— Start Data —

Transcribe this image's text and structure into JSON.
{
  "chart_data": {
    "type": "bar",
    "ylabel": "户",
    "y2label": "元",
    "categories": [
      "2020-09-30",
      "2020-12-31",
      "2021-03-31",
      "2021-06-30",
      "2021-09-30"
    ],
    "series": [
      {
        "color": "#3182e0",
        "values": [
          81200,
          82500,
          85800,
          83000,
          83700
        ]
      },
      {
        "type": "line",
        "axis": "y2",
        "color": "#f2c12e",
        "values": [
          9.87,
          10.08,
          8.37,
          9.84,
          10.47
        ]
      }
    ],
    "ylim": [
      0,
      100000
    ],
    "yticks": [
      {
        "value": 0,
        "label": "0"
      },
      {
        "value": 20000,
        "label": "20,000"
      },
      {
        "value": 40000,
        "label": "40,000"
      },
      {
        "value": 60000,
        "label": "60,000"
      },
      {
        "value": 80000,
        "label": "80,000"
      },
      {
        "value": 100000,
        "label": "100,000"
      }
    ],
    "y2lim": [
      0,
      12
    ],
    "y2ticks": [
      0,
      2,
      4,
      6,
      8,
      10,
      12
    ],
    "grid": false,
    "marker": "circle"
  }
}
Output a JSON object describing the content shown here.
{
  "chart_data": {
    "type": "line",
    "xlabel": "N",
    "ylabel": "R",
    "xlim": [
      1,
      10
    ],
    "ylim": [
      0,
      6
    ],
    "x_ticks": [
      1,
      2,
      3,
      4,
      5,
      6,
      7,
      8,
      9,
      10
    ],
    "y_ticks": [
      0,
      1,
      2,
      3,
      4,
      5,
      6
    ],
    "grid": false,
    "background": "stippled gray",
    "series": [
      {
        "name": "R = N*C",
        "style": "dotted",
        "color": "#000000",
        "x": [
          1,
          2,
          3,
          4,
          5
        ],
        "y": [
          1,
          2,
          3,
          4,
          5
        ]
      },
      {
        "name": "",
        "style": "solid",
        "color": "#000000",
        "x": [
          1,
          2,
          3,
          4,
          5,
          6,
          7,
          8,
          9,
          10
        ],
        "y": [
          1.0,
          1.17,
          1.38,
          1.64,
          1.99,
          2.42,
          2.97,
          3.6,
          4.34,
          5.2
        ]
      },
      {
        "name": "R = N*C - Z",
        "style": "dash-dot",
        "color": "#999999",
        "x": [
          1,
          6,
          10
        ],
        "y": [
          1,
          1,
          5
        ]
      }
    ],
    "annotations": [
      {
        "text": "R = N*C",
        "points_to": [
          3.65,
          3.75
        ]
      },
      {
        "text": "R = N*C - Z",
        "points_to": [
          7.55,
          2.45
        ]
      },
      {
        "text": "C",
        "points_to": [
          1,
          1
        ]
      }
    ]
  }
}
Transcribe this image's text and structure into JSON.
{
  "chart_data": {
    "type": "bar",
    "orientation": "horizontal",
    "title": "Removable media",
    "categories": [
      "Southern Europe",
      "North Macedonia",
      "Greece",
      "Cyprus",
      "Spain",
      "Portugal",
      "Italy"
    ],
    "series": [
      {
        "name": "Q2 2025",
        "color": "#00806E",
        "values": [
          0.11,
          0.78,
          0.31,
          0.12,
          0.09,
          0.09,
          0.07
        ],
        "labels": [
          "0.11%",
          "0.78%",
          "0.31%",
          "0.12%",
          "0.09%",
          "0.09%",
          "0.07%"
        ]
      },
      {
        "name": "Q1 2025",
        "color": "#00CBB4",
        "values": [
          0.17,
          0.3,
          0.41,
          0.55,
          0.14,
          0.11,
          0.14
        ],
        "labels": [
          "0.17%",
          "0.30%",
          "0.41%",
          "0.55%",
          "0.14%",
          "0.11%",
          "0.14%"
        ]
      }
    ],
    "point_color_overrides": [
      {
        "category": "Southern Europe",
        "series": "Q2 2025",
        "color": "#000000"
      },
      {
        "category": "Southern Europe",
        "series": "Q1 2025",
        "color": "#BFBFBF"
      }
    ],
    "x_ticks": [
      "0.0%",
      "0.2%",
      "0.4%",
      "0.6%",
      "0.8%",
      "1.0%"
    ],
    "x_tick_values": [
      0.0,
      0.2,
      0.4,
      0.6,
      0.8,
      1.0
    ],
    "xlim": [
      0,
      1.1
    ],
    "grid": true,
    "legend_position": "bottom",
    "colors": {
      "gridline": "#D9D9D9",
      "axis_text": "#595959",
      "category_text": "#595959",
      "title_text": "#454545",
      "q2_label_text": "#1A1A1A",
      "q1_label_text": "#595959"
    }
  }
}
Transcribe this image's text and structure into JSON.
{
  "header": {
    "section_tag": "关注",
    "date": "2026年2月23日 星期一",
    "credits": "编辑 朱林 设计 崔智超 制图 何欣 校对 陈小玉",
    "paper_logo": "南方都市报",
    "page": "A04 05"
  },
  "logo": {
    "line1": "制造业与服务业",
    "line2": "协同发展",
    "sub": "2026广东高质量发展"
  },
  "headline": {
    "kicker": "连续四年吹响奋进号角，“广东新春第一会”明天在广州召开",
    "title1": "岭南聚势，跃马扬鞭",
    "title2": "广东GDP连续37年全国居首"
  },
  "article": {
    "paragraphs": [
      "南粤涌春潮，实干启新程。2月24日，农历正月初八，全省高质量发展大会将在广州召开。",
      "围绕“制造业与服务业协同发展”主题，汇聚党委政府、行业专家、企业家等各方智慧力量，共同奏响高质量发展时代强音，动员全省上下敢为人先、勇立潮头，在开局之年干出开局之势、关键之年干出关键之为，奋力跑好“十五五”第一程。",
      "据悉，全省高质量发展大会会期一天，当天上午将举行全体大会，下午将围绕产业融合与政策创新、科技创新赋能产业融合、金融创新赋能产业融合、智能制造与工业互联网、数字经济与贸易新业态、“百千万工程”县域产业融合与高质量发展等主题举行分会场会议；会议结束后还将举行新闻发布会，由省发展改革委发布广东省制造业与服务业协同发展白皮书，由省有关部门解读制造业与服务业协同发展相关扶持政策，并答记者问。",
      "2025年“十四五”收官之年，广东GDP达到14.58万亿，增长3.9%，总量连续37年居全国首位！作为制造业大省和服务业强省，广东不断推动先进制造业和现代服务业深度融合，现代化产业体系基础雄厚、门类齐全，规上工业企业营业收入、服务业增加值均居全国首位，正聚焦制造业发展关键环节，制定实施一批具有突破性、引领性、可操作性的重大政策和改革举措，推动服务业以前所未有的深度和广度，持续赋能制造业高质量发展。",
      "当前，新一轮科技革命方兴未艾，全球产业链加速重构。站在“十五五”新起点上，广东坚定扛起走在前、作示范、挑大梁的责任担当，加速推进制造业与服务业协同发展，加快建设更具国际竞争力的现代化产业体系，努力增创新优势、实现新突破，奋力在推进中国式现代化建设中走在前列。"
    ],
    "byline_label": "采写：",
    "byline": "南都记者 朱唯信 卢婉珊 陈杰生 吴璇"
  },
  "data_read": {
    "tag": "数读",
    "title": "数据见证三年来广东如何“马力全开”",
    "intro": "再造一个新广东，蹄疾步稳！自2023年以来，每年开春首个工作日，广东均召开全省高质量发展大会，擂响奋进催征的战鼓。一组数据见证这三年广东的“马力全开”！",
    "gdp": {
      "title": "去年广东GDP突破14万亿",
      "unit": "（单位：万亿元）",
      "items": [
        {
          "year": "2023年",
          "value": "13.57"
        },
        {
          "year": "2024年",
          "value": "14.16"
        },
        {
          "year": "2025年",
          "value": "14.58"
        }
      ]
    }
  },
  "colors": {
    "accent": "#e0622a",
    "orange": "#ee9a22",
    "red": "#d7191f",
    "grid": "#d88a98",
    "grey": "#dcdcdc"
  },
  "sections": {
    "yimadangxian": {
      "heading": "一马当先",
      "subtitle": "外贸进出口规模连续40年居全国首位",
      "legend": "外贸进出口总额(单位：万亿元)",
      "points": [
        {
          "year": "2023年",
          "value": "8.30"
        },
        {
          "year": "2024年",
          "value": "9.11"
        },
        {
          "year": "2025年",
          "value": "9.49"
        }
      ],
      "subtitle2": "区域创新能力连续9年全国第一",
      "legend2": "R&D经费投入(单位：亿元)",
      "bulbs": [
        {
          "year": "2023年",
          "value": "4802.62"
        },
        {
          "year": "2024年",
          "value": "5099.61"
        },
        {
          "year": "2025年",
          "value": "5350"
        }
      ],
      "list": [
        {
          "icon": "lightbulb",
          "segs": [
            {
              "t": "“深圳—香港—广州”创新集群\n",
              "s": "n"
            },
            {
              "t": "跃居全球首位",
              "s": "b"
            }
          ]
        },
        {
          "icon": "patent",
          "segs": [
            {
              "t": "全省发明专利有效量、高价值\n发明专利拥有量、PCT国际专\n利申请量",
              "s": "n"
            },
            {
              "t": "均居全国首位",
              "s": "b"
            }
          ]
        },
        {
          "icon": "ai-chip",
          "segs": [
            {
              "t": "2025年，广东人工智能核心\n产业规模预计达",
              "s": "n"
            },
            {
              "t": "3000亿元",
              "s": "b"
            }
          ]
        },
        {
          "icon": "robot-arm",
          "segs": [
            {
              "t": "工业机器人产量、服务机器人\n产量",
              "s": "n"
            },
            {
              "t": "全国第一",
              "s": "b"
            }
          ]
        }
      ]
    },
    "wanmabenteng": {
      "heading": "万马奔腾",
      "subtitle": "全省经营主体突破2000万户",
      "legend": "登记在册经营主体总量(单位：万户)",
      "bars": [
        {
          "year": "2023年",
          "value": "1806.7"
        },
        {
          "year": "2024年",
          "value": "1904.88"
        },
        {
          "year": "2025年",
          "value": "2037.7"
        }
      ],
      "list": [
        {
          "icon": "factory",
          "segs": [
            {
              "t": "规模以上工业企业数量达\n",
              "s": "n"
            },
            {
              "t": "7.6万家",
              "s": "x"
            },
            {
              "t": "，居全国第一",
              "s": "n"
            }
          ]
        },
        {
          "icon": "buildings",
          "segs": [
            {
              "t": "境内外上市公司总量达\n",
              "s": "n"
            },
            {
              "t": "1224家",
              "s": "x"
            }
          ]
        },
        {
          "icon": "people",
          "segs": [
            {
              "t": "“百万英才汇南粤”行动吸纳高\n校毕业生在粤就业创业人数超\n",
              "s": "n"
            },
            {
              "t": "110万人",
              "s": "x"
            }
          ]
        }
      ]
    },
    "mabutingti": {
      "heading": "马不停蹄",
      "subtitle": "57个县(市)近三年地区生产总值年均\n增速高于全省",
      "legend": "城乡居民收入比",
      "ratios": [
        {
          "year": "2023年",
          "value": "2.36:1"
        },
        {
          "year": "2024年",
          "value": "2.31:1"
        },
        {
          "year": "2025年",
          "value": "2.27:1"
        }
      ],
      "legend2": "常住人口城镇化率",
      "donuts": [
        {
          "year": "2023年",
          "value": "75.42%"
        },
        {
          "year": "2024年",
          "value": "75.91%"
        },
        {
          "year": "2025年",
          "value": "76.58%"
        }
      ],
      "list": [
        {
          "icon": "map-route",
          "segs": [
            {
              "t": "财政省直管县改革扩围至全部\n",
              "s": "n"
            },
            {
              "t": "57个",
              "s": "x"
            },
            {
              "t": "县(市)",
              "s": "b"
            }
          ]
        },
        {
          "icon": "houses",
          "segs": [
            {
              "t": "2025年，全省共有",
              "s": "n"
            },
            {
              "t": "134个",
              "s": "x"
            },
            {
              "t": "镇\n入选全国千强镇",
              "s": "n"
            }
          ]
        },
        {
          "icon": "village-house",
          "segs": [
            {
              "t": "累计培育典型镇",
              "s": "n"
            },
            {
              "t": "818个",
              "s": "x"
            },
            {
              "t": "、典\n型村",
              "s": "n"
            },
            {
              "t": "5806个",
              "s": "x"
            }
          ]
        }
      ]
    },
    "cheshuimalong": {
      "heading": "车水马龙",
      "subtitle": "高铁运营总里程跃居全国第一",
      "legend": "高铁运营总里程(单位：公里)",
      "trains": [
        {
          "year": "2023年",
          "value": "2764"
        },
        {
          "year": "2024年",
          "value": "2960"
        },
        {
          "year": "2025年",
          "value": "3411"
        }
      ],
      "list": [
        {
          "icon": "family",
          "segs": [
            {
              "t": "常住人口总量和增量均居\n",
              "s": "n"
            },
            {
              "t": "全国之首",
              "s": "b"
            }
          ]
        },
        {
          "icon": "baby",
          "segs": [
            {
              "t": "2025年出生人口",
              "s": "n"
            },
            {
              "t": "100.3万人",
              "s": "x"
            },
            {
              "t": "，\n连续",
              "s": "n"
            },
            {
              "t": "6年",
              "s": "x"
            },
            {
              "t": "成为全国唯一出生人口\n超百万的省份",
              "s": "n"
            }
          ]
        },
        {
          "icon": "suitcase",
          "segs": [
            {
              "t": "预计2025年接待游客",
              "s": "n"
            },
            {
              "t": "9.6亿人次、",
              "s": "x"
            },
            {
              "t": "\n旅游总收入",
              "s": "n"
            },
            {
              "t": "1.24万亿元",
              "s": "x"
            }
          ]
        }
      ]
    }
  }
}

— End Data —

Count how many lines include the string "style". Nothing but the number is needed.

→ **Answer to the problem**: 3